SHORT EXERCISE 1: Render the entries as a numbered list with blank lines left out, running from the first line of the entries to the line with "662, 911, 687]".

# 8-29-09 downs park



## fishingfoyellows (Dec 25, 2008)

Hey guys me and my friends headed out to downs park for some perch jerkin. I started out slow but my friends were nailin em every cast. finally got 3 and it was on. We had 15 in a matter of 15 minutes. From then on we caught fish every cast for a solid hour. Then the bite juss switched off. We worked and worked and caught 1-2 in 20 minutes.  So we didn't give up.. kept changin spots tryin to see where these fish went. Finally found them and it was on again. We put 42 on the stringer by the time we left and let go over 40 fish. Had something HUGE hit and lost him right at the surface 14 inch white perch i saw it. Also the dnr showed up and pulled their boat up on the beach? first time i ever saw that. They checked everyone and busted one guy and off they went. Really good day im impressed at downs park everytime i go. We almost caught "the cycle" (blues perch spot crab) lol but couldnt manage to get a blue. Just got done filleting the fish. Will be mighty tasty tomorrow. Sorry no pics. I can never figure out how to post them.


----------



## richardbb85 (Apr 18, 2009)

nice catch

any link or direction to this pier/park?


----------



## fishingfoyellows (Dec 25, 2008)

search downs park google it.


----------



## RJP3579 (Aug 27, 2009)

My Dad and I went there on Friday morning on the 28th. Waters were rough and it was windy. We fished off the pier but did not get much. My Dad caught two spot and I caught a 21" catfish and that's it for the few hours we were there. A lot of bites but not much else. Here is a link to the park website.


----------



## fishingfoyellows (Dec 25, 2008)

rjp NEVER fish the end of the pier. its the worst spot. People may think i look like an idiot fishing with a bobber and light tackle but the amount of fish i catch makes up for it. I ask people wut their catching at the end of the pier and other areas and 99 percent of the time its 4 spot all day or somehting like that. Grass shrimp ultralight jig casting bobber near rocks is the key.


----------



## RuddeDogg (Mar 20, 2004)

Nice work. congrats.


----------



## RJP3579 (Aug 27, 2009)

fishingfoyellows said:


> rjp NEVER fish the end of the pier. its the worst spot. People may think i look like an idiot fishing with a bobber and light tackle but the amount of fish i catch makes up for it. I ask people wut their catching at the end of the pier and other areas and 99 percent of the time its 4 spot all day or somehting like that. Grass shrimp ultralight jig casting bobber near rocks is the key.


Yea, I usually have a bottom rig with nightcrawlers on a rod just sitting till I get a bite and then use my ultralight with a jig and grub with a small spinner in the shallower end. There are some rock next to the pier at the park. I will try closer to there next time. Hopefully I won't get my line stuck in the rocks..lol


----------



## fishingfoyellows (Dec 25, 2008)

outta the 2 yrs ive fished there im happy to say i lost 1 rig. bobber shad dart combo. Actually 2 cuz i hooked a 20 inch flounder in the rocks and got it half way up and the line snapped. wish i had a net although idk how that would have helped me land it cuz the pier. flounder was caught on a grass shrimp rite on the rocks.

TASK DATA:
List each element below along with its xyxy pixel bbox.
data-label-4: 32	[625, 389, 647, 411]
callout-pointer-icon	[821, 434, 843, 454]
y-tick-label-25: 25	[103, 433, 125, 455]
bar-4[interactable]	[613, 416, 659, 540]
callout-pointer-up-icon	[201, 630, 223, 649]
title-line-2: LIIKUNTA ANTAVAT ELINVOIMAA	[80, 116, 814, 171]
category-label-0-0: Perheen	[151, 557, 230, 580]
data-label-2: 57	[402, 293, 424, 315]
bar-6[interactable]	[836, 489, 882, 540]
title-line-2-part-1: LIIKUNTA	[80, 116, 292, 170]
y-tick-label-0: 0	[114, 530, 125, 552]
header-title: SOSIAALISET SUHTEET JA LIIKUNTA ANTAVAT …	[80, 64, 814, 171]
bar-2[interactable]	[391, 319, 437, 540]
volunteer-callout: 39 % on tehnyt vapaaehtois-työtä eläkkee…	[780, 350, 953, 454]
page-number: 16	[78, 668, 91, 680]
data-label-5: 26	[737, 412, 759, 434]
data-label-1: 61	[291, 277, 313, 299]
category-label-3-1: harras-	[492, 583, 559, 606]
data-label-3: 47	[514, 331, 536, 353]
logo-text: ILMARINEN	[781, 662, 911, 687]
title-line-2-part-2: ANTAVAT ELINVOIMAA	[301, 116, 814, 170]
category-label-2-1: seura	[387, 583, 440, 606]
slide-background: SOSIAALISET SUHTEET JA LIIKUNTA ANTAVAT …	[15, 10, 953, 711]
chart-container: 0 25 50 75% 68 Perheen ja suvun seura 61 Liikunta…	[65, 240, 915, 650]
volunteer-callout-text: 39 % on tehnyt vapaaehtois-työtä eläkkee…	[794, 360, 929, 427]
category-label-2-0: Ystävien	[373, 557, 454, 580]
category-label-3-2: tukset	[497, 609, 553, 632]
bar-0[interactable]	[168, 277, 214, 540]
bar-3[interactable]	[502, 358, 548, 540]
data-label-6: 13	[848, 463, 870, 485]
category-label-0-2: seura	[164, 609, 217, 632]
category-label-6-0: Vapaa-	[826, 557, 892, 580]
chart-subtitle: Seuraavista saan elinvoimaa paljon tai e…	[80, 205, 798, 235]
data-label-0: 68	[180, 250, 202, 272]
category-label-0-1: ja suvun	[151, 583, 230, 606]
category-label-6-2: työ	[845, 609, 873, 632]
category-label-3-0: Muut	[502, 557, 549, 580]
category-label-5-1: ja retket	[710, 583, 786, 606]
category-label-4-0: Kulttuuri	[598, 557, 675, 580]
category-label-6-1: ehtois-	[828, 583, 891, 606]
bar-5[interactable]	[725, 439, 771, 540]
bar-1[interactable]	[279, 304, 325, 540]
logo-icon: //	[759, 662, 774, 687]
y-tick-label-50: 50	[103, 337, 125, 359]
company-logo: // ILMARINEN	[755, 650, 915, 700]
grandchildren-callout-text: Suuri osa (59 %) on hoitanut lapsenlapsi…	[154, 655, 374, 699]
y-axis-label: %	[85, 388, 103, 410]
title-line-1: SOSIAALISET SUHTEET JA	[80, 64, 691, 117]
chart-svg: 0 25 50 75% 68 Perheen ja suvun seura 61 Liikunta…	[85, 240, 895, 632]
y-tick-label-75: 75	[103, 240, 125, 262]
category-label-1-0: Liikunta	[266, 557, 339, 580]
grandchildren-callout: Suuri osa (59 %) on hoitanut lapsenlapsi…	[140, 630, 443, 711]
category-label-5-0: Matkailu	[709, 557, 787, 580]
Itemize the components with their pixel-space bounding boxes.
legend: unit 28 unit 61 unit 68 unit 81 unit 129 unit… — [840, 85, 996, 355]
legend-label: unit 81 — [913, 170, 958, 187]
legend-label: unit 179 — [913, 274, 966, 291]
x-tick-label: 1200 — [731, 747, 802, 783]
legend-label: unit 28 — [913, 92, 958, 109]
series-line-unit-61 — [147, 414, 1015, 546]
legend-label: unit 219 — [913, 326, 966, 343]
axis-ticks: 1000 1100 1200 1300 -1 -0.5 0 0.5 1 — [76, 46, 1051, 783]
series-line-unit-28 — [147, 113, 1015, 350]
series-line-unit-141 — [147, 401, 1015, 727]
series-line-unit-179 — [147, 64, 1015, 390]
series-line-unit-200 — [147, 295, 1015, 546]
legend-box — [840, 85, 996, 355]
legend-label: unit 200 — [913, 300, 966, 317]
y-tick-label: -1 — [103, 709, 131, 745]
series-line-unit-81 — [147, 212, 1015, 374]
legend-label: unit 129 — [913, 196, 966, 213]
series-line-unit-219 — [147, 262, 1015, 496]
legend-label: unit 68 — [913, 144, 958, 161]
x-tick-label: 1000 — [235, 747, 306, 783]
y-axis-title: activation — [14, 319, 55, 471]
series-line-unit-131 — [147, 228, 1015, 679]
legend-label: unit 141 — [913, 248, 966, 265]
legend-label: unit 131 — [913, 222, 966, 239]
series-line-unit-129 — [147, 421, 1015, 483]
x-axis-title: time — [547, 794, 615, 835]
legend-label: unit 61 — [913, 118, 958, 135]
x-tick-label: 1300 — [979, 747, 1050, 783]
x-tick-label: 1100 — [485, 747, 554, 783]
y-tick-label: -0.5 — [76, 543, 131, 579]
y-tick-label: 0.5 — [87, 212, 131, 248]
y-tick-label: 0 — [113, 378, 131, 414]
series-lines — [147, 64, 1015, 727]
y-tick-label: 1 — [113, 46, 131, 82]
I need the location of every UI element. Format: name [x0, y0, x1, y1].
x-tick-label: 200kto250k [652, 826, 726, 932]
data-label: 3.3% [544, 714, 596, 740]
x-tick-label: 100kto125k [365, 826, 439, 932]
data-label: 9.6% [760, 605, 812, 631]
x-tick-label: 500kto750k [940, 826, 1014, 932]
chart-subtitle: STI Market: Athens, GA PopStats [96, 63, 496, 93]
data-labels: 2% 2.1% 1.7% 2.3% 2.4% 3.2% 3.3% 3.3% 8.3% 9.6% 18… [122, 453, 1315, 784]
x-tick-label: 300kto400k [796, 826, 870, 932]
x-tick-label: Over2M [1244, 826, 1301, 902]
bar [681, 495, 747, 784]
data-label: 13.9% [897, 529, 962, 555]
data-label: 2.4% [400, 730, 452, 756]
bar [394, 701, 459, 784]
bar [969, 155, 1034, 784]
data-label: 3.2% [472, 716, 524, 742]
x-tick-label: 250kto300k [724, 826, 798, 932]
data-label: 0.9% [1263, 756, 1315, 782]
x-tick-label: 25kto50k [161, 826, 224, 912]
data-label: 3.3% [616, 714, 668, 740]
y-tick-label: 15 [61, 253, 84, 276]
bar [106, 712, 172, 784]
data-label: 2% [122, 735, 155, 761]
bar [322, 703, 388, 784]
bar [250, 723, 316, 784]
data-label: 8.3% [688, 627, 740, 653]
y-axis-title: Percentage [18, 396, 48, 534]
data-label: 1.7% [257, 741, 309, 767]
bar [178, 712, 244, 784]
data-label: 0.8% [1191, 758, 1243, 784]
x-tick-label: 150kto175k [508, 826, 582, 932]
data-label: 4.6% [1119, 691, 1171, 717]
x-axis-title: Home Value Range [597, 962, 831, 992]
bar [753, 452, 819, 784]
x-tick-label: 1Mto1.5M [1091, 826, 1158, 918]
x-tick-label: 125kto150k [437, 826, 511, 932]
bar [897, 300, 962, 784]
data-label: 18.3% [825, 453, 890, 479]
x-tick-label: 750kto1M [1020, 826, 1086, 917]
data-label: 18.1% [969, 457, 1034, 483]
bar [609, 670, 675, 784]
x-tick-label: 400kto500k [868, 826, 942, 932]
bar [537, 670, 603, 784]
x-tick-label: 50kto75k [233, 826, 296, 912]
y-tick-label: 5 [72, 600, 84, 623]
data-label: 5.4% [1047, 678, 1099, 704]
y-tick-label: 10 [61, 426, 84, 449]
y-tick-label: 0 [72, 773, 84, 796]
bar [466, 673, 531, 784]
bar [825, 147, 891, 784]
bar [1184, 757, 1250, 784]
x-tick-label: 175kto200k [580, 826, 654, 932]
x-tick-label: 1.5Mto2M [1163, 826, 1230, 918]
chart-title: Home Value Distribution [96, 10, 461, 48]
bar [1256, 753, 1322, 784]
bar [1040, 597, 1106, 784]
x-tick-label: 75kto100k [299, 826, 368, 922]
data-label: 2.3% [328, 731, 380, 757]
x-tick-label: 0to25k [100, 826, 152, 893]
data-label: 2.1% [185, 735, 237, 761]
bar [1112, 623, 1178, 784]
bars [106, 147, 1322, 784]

SHORT EXERCISE 2: In the fishing thread, what was the 20-inch flounder caught on?

EXERCISE OUTPUT 1:
1. List each element below along with its xyxy pixel bbox.
2. data-label-4: 32	[625, 389, 647, 411]
3. callout-pointer-icon	[821, 434, 843, 454]
4. y-tick-label-25: 25	[103, 433, 125, 455]
5. bar-4[interactable]	[613, 416, 659, 540]
6. callout-pointer-up-icon	[201, 630, 223, 649]
7. title-line-2: LIIKUNTA ANTAVAT ELINVOIMAA	[80, 116, 814, 171]
8. category-label-0-0: Perheen	[151, 557, 230, 580]
9. data-label-2: 57	[402, 293, 424, 315]
10. bar-6[interactable]	[836, 489, 882, 540]
11. title-line-2-part-1: LIIKUNTA	[80, 116, 292, 170]
12. y-tick-label-0: 0	[114, 530, 125, 552]
13. header-title: SOSIAALISET SUHTEET JA LIIKUNTA ANTAVAT …	[80, 64, 814, 171]
14. bar-2[interactable]	[391, 319, 437, 540]
15. volunteer-callout: 39 % on tehnyt vapaaehtois-työtä eläkkee…	[780, 350, 953, 454]
16. page-number: 16	[78, 668, 91, 680]
17. data-label-5: 26	[737, 412, 759, 434]
18. data-label-1: 61	[291, 277, 313, 299]
19. category-label-3-1: harras-	[492, 583, 559, 606]
20. data-label-3: 47	[514, 331, 536, 353]
21. logo-text: ILMARINEN	[781, 662, 911, 687]

EXERCISE OUTPUT 2: A grass shrimp.